Reproduce the records that follow in full, excluding any picture they contain.

§ Stored rows
──────

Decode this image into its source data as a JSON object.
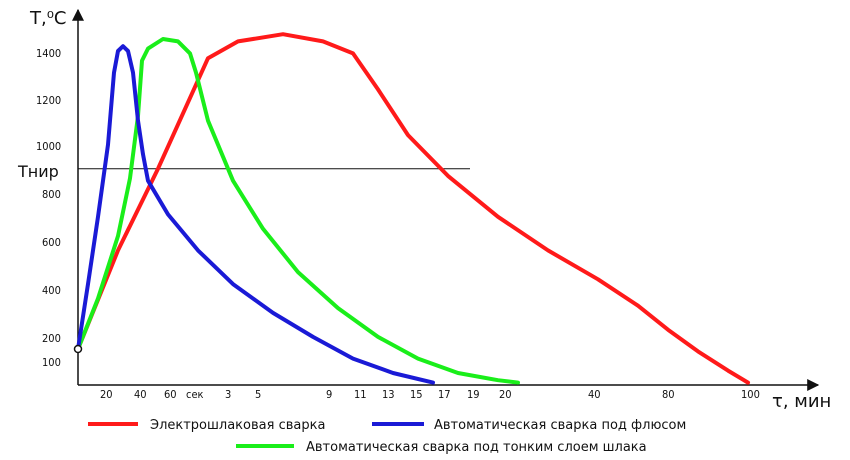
{
  "chart_data": {
    "type": "line",
    "y_axis_label": "T,⁰C",
    "x_axis_label": "τ, мин",
    "y_ticks": [
      "100",
      "200",
      "400",
      "600",
      "800",
      "1000",
      "1200",
      "1400"
    ],
    "x_ticks": [
      "20",
      "40",
      "60",
      "сек",
      "3",
      "5",
      "9",
      "11",
      "13",
      "15",
      "17",
      "19",
      "20",
      "40",
      "80",
      "100"
    ],
    "reference_line": {
      "label": "Tнир",
      "y": 900
    },
    "series": [
      {
        "name": "Электрошлаковая сварка",
        "color": "#ff1a1a",
        "points": [
          [
            0,
            150
          ],
          [
            40,
            560
          ],
          [
            80,
            900
          ],
          [
            130,
            1360
          ],
          [
            160,
            1430
          ],
          [
            205,
            1460
          ],
          [
            245,
            1430
          ],
          [
            275,
            1380
          ],
          [
            300,
            1230
          ],
          [
            330,
            1040
          ],
          [
            370,
            870
          ],
          [
            420,
            700
          ],
          [
            470,
            560
          ],
          [
            520,
            440
          ],
          [
            560,
            330
          ],
          [
            590,
            230
          ],
          [
            620,
            140
          ],
          [
            650,
            60
          ],
          [
            670,
            10
          ]
        ]
      },
      {
        "name": "Автоматическая сварка под флюсом",
        "color": "#1a1ad6",
        "points": [
          [
            0,
            150
          ],
          [
            10,
            420
          ],
          [
            20,
            700
          ],
          [
            30,
            1000
          ],
          [
            36,
            1300
          ],
          [
            40,
            1390
          ],
          [
            45,
            1410
          ],
          [
            50,
            1390
          ],
          [
            55,
            1300
          ],
          [
            60,
            1100
          ],
          [
            65,
            960
          ],
          [
            70,
            850
          ],
          [
            90,
            710
          ],
          [
            120,
            560
          ],
          [
            155,
            420
          ],
          [
            195,
            300
          ],
          [
            235,
            200
          ],
          [
            275,
            110
          ],
          [
            315,
            50
          ],
          [
            355,
            10
          ]
        ]
      },
      {
        "name": "Автоматическая сварка под тонким слоем шлака",
        "color": "#1aee1a",
        "points": [
          [
            0,
            150
          ],
          [
            20,
            360
          ],
          [
            40,
            620
          ],
          [
            52,
            860
          ],
          [
            60,
            1120
          ],
          [
            64,
            1350
          ],
          [
            70,
            1400
          ],
          [
            85,
            1440
          ],
          [
            100,
            1430
          ],
          [
            112,
            1380
          ],
          [
            118,
            1300
          ],
          [
            130,
            1100
          ],
          [
            155,
            850
          ],
          [
            185,
            650
          ],
          [
            220,
            470
          ],
          [
            260,
            320
          ],
          [
            300,
            200
          ],
          [
            340,
            110
          ],
          [
            380,
            50
          ],
          [
            420,
            20
          ],
          [
            440,
            10
          ]
        ]
      }
    ]
  }
}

──────

§ Solution for this exercise
Decode this image into its source data as a JSON object.
{
  "chart_data": {
    "type": "line",
    "y_axis_label": "T,⁰C",
    "x_axis_label": "τ, мин",
    "y_ticks": [
      "100",
      "200",
      "400",
      "600",
      "800",
      "1000",
      "1200",
      "1400"
    ],
    "x_ticks": [
      "20",
      "40",
      "60",
      "сек",
      "3",
      "5",
      "9",
      "11",
      "13",
      "15",
      "17",
      "19",
      "20",
      "40",
      "80",
      "100"
    ],
    "reference_line": {
      "label": "Tнир",
      "y": 900
    },
    "series": [
      {
        "name": "Электрошлаковая сварка",
        "color": "#ff1a1a",
        "points": [
          [
            0,
            150
          ],
          [
            40,
            560
          ],
          [
            80,
            900
          ],
          [
            130,
            1360
          ],
          [
            160,
            1430
          ],
          [
            205,
            1460
          ],
          [
            245,
            1430
          ],
          [
            275,
            1380
          ],
          [
            300,
            1230
          ],
          [
            330,
            1040
          ],
          [
            370,
            870
          ],
          [
            420,
            700
          ],
          [
            470,
            560
          ],
          [
            520,
            440
          ],
          [
            560,
            330
          ],
          [
            590,
            230
          ],
          [
            620,
            140
          ],
          [
            650,
            60
          ],
          [
            670,
            10
          ]
        ]
      },
      {
        "name": "Автоматическая сварка под флюсом",
        "color": "#1a1ad6",
        "points": [
          [
            0,
            150
          ],
          [
            10,
            420
          ],
          [
            20,
            700
          ],
          [
            30,
            1000
          ],
          [
            36,
            1300
          ],
          [
            40,
            1390
          ],
          [
            45,
            1410
          ],
          [
            50,
            1390
          ],
          [
            55,
            1300
          ],
          [
            60,
            1100
          ],
          [
            65,
            960
          ],
          [
            70,
            850
          ],
          [
            90,
            710
          ],
          [
            120,
            560
          ],
          [
            155,
            420
          ],
          [
            195,
            300
          ],
          [
            235,
            200
          ],
          [
            275,
            110
          ],
          [
            315,
            50
          ],
          [
            355,
            10
          ]
        ]
      },
      {
        "name": "Автоматическая сварка под тонким слоем шлака",
        "color": "#1aee1a",
        "points": [
          [
            0,
            150
          ],
          [
            20,
            360
          ],
          [
            40,
            620
          ],
          [
            52,
            860
          ],
          [
            60,
            1120
          ],
          [
            64,
            1350
          ],
          [
            70,
            1400
          ],
          [
            85,
            1440
          ],
          [
            100,
            1430
          ],
          [
            112,
            1380
          ],
          [
            118,
            1300
          ],
          [
            130,
            1100
          ],
          [
            155,
            850
          ],
          [
            185,
            650
          ],
          [
            220,
            470
          ],
          [
            260,
            320
          ],
          [
            300,
            200
          ],
          [
            340,
            110
          ],
          [
            380,
            50
          ],
          [
            420,
            20
          ],
          [
            440,
            10
          ]
        ]
      }
    ]
  }
}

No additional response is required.